___ EXERCISE DATA
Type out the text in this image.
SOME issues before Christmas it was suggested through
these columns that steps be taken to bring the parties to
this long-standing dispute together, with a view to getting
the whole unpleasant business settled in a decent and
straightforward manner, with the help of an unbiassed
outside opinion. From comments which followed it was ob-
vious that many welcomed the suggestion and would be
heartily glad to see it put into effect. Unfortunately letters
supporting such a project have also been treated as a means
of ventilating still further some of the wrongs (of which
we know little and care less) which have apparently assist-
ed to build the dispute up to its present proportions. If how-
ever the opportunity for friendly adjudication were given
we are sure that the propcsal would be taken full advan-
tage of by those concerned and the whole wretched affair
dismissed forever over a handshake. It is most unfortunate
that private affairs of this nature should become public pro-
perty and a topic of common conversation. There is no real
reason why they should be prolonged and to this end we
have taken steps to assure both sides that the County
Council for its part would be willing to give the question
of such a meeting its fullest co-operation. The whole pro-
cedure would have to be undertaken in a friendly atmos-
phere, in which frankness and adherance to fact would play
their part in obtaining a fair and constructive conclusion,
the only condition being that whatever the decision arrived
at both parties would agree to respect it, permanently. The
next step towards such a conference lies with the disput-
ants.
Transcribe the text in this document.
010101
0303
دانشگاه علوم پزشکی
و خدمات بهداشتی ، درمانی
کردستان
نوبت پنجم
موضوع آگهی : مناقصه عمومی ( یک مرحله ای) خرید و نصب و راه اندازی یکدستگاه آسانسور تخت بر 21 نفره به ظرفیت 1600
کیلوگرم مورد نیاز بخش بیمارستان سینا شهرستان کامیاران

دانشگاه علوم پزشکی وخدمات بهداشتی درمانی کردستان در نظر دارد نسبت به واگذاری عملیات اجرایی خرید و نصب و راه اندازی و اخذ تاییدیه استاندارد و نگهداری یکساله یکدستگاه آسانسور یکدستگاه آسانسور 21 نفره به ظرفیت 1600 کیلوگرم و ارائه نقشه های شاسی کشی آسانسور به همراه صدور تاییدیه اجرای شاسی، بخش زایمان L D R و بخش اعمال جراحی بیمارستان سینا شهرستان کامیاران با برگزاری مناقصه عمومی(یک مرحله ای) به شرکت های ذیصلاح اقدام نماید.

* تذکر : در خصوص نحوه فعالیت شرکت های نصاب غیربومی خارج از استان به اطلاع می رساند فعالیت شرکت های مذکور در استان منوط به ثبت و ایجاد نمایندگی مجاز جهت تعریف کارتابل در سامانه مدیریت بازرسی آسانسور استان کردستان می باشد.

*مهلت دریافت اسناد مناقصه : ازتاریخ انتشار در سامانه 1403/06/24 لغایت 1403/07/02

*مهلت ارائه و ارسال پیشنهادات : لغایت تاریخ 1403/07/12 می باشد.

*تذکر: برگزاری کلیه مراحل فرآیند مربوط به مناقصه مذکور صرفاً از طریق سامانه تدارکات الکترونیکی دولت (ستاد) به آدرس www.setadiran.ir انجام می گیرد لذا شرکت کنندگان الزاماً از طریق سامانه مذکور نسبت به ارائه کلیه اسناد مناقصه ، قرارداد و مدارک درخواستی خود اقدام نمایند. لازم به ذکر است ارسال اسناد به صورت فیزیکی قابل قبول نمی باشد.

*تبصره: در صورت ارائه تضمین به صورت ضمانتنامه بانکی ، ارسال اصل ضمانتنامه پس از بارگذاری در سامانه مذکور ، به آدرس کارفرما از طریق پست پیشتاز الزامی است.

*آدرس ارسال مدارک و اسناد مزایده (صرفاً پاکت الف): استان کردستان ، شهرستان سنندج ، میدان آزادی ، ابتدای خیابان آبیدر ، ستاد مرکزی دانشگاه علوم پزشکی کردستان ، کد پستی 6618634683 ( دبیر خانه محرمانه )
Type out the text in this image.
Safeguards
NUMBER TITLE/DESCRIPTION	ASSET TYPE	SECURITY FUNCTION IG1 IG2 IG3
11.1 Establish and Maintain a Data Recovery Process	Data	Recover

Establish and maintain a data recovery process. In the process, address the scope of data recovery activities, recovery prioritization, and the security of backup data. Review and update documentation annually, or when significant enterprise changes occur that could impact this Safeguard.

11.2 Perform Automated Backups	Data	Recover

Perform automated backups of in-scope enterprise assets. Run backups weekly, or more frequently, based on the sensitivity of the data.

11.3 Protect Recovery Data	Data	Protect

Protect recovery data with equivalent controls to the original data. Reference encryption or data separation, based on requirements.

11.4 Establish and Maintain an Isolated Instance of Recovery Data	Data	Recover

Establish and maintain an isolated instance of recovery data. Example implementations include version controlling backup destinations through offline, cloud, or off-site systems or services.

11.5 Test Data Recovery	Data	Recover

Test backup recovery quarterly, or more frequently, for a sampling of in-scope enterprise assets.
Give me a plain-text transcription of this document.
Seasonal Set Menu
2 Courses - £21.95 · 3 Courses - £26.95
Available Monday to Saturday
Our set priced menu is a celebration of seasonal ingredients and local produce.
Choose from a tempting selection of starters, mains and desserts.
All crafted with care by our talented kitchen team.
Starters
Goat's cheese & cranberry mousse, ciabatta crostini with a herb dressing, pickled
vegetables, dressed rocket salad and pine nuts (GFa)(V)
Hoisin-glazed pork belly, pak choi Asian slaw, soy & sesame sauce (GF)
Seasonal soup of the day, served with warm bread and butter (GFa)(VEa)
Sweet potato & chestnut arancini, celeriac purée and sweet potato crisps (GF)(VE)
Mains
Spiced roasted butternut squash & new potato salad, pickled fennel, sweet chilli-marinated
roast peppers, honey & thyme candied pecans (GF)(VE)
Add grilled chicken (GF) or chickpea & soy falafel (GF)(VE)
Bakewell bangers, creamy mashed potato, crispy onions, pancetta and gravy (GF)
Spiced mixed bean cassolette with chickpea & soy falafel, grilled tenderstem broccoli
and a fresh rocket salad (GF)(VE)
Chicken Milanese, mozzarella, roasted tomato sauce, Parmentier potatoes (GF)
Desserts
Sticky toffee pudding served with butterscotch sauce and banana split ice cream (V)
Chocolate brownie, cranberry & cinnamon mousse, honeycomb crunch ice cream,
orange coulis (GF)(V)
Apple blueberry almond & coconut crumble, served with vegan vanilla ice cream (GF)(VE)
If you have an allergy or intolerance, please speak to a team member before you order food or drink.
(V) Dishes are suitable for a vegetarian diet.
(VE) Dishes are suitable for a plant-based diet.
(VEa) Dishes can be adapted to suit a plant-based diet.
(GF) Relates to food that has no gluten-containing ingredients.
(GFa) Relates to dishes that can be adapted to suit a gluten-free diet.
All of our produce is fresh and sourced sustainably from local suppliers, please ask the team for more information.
______
Could you quote the material above in full, exactly as it stands?

• WORKED SOLUTION:
Type out the text in this image.
SOME issues before Christmas it was suggested through
these columns that steps be taken to bring the parties to
this long-standing dispute together, with a view to getting
the whole unpleasant business settled in a decent and
straightforward manner, with the help of an unbiassed
outside opinion. From comments which followed it was ob-
vious that many welcomed the suggestion and would be
heartily glad to see it put into effect. Unfortunately letters
supporting such a project have also been treated as a means
of ventilating still further some of the wrongs (of which
we know little and care less) which have apparently assist-
ed to build the dispute up to its present proportions. If how-
ever the opportunity for friendly adjudication were given
we are sure that the propcsal would be taken full advan-
tage of by those concerned and the whole wretched affair
dismissed forever over a handshake. It is most unfortunate
that private affairs of this nature should become public pro-
perty and a topic of common conversation. There is no real
reason why they should be prolonged and to this end we
have taken steps to assure both sides that the County
Council for its part would be willing to give the question
of such a meeting its fullest co-operation. The whole pro-
cedure would have to be undertaken in a friendly atmos-
phere, in which frankness and adherance to fact would play
their part in obtaining a fair and constructive conclusion,
the only condition being that whatever the decision arrived
at both parties would agree to respect it, permanently. The
next step towards such a conference lies with the disput-
ants.
Transcribe the text in this document.
010101
0303
دانشگاه علوم پزشکی
و خدمات بهداشتی ، درمانی
کردستان
نوبت پنجم
موضوع آگهی : مناقصه عمومی ( یک مرحله ای) خرید و نصب و راه اندازی یکدستگاه آسانسور تخت بر 21 نفره به ظرفیت 1600
کیلوگرم مورد نیاز بخش بیمارستان سینا شهرستان کامیاران

دانشگاه علوم پزشکی وخدمات بهداشتی درمانی کردستان در نظر دارد نسبت به واگذاری عملیات اجرایی خرید و نصب و راه اندازی و اخذ تاییدیه استاندارد و نگهداری یکساله یکدستگاه آسانسور یکدستگاه آسانسور 21 نفره به ظرفیت 1600 کیلوگرم و ارائه نقشه های شاسی کشی آسانسور به همراه صدور تاییدیه اجرای شاسی، بخش زایمان L D R و بخش اعمال جراحی بیمارستان سینا شهرستان کامیاران با برگزاری مناقصه عمومی(یک مرحله ای) به شرکت های ذیصلاح اقدام نماید.

* تذکر : در خصوص نحوه فعالیت شرکت های نصاب غیربومی خارج از استان به اطلاع می رساند فعالیت شرکت های مذکور در استان منوط به ثبت و ایجاد نمایندگی مجاز جهت تعریف کارتابل در سامانه مدیریت بازرسی آسانسور استان کردستان می باشد.

*مهلت دریافت اسناد مناقصه : ازتاریخ انتشار در سامانه 1403/06/24 لغایت 1403/07/02

*مهلت ارائه و ارسال پیشنهادات : لغایت تاریخ 1403/07/12 می باشد.

*تذکر: برگزاری کلیه مراحل فرآیند مربوط به مناقصه مذکور صرفاً از طریق سامانه تدارکات الکترونیکی دولت (ستاد) به آدرس www.setadiran.ir انجام می گیرد لذا شرکت کنندگان الزاماً از طریق سامانه مذکور نسبت به ارائه کلیه اسناد مناقصه ، قرارداد و مدارک درخواستی خود اقدام نمایند. لازم به ذکر است ارسال اسناد به صورت فیزیکی قابل قبول نمی باشد.

*تبصره: در صورت ارائه تضمین به صورت ضمانتنامه بانکی ، ارسال اصل ضمانتنامه پس از بارگذاری در سامانه مذکور ، به آدرس کارفرما از طریق پست پیشتاز الزامی است.

*آدرس ارسال مدارک و اسناد مزایده (صرفاً پاکت الف): استان کردستان ، شهرستان سنندج ، میدان آزادی ، ابتدای خیابان آبیدر ، ستاد مرکزی دانشگاه علوم پزشکی کردستان ، کد پستی 6618634683 ( دبیر خانه محرمانه )
Type out the text in this image.
Safeguards
NUMBER TITLE/DESCRIPTION	ASSET TYPE	SECURITY FUNCTION IG1 IG2 IG3
11.1 Establish and Maintain a Data Recovery Process	Data	Recover

Establish and maintain a data recovery process. In the process, address the scope of data recovery activities, recovery prioritization, and the security of backup data. Review and update documentation annually, or when significant enterprise changes occur that could impact this Safeguard.

11.2 Perform Automated Backups	Data	Recover

Perform automated backups of in-scope enterprise assets. Run backups weekly, or more frequently, based on the sensitivity of the data.

11.3 Protect Recovery Data	Data	Protect

Protect recovery data with equivalent controls to the original data. Reference encryption or data separation, based on requirements.

11.4 Establish and Maintain an Isolated Instance of Recovery Data	Data	Recover

Establish and maintain an isolated instance of recovery data. Example implementations include version controlling backup destinations through offline, cloud, or off-site systems or services.

11.5 Test Data Recovery	Data	Recover

Test backup recovery quarterly, or more frequently, for a sampling of in-scope enterprise assets.
Give me a plain-text transcription of this document.
Seasonal Set Menu
2 Courses - £21.95 · 3 Courses - £26.95
Available Monday to Saturday
Our set priced menu is a celebration of seasonal ingredients and local produce.
Choose from a tempting selection of starters, mains and desserts.
All crafted with care by our talented kitchen team.
Starters
Goat's cheese & cranberry mousse, ciabatta crostini with a herb dressing, pickled
vegetables, dressed rocket salad and pine nuts (GFa)(V)
Hoisin-glazed pork belly, pak choi Asian slaw, soy & sesame sauce (GF)
Seasonal soup of the day, served with warm bread and butter (GFa)(VEa)
Sweet potato & chestnut arancini, celeriac purée and sweet potato crisps (GF)(VE)
Mains
Spiced roasted butternut squash & new potato salad, pickled fennel, sweet chilli-marinated
roast peppers, honey & thyme candied pecans (GF)(VE)
Add grilled chicken (GF) or chickpea & soy falafel (GF)(VE)
Bakewell bangers, creamy mashed potato, crispy onions, pancetta and gravy (GF)
Spiced mixed bean cassolette with chickpea & soy falafel, grilled tenderstem broccoli
and a fresh rocket salad (GF)(VE)
Chicken Milanese, mozzarella, roasted tomato sauce, Parmentier potatoes (GF)
Desserts
Sticky toffee pudding served with butterscotch sauce and banana split ice cream (V)
Chocolate brownie, cranberry & cinnamon mousse, honeycomb crunch ice cream,
orange coulis (GF)(V)
Apple blueberry almond & coconut crumble, served with vegan vanilla ice cream (GF)(VE)
If you have an allergy or intolerance, please speak to a team member before you order food or drink.
(V) Dishes are suitable for a vegetarian diet.
(VE) Dishes are suitable for a plant-based diet.
(VEa) Dishes can be adapted to suit a plant-based diet.
(GF) Relates to food that has no gluten-containing ingredients.
(GFa) Relates to dishes that can be adapted to suit a gluten-free diet.
All of our produce is fresh and sourced sustainably from local suppliers, please ask the team for more information.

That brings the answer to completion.